• **Extracted records**
※

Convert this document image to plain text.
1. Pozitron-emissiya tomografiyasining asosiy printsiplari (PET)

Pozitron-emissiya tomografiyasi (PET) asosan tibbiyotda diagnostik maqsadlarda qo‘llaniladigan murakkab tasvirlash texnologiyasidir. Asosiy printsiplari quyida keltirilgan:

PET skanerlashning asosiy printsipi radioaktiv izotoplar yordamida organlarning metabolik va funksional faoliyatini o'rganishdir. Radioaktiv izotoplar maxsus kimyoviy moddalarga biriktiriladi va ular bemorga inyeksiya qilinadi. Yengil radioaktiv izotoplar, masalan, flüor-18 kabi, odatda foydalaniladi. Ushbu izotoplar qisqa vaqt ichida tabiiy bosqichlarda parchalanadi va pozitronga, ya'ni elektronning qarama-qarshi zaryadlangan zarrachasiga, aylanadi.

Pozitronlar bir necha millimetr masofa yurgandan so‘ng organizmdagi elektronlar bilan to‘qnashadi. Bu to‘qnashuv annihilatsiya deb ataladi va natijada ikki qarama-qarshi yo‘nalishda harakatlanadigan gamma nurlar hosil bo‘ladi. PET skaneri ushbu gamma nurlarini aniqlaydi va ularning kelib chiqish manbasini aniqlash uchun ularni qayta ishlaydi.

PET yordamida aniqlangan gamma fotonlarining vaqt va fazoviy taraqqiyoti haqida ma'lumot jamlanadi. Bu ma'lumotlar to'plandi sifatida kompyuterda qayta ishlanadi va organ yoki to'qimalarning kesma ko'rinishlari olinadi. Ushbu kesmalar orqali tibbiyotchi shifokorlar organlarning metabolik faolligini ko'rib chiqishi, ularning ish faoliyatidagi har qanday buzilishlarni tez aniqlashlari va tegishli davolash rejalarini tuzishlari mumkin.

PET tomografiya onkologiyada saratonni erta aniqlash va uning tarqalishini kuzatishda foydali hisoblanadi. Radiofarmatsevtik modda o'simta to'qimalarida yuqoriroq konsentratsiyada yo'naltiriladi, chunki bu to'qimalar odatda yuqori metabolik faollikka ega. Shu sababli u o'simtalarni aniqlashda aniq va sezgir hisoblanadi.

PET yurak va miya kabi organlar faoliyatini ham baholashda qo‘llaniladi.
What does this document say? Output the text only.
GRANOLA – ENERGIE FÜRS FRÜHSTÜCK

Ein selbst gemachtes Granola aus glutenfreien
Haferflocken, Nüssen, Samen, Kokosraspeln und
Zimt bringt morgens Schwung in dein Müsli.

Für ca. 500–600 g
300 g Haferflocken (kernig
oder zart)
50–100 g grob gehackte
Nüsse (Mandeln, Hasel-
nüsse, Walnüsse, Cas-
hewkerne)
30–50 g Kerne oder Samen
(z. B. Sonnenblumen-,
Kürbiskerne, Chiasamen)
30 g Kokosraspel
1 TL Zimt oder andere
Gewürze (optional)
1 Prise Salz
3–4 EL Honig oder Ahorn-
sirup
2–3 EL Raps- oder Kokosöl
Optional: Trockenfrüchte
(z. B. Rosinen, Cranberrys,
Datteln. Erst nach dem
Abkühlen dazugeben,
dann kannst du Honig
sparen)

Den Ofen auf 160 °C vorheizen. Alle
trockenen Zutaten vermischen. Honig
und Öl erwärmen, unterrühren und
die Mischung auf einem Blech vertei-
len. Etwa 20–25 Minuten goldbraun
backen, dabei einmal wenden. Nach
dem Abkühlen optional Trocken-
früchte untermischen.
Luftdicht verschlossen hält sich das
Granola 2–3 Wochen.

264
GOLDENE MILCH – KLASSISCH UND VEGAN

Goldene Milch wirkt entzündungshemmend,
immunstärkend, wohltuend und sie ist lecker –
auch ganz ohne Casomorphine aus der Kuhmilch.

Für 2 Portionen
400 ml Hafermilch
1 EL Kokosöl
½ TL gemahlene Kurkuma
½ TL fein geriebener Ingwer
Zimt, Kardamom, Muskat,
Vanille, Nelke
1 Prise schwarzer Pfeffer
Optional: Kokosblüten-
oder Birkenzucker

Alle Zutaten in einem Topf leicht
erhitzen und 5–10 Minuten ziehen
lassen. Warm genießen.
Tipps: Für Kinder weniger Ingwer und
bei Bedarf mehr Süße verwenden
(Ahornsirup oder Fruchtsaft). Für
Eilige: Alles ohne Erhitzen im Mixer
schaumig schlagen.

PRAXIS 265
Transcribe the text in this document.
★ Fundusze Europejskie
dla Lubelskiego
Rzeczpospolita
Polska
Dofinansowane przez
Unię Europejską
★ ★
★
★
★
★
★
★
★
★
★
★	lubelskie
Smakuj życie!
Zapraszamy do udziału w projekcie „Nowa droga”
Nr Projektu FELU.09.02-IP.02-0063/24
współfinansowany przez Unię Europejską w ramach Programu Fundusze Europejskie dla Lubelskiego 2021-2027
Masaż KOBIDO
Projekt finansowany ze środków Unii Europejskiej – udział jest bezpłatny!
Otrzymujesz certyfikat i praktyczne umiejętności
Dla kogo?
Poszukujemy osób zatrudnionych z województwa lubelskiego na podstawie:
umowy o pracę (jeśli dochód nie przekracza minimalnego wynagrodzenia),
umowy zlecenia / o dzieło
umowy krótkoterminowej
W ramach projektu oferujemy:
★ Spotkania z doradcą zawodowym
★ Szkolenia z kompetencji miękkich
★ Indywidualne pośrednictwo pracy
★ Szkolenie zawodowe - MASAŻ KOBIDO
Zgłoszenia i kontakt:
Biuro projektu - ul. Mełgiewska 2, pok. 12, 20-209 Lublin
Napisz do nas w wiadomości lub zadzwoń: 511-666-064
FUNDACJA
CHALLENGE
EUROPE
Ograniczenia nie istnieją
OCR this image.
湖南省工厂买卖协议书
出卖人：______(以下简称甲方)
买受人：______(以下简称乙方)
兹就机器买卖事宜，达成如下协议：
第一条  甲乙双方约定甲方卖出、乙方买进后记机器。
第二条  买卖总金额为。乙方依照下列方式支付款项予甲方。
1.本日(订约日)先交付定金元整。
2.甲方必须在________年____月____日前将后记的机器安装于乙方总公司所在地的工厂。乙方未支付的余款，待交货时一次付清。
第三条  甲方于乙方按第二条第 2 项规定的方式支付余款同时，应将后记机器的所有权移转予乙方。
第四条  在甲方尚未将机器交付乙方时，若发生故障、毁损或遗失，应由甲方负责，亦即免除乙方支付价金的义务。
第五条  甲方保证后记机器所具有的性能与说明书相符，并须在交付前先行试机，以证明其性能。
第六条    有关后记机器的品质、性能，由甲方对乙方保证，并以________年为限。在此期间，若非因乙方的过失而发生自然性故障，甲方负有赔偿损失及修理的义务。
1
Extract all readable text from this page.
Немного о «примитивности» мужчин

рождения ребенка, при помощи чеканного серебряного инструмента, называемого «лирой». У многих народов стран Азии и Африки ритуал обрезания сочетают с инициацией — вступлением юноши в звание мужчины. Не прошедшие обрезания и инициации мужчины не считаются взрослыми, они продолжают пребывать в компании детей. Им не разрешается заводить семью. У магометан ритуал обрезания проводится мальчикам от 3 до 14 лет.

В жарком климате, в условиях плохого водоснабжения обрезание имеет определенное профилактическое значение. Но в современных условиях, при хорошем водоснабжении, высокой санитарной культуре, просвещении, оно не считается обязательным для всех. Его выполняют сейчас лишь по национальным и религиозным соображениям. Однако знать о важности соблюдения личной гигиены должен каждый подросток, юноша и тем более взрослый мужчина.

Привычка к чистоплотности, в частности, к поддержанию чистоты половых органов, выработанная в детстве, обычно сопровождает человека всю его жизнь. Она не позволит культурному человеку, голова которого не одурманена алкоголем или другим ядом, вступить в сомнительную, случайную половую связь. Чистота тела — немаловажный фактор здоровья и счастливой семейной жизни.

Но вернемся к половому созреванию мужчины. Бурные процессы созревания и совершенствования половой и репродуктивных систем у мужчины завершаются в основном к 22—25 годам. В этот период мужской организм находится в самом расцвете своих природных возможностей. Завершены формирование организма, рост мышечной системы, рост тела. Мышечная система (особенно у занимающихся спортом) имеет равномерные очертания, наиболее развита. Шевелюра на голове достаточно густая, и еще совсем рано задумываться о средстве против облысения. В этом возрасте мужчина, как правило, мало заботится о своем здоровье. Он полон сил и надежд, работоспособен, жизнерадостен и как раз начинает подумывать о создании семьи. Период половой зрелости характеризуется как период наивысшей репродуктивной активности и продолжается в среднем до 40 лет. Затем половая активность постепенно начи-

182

※

• **Task to carry out**
In the entries above, how many lines hold the word "image"? State the number and nothing else.

• **Answer to the exercise**
2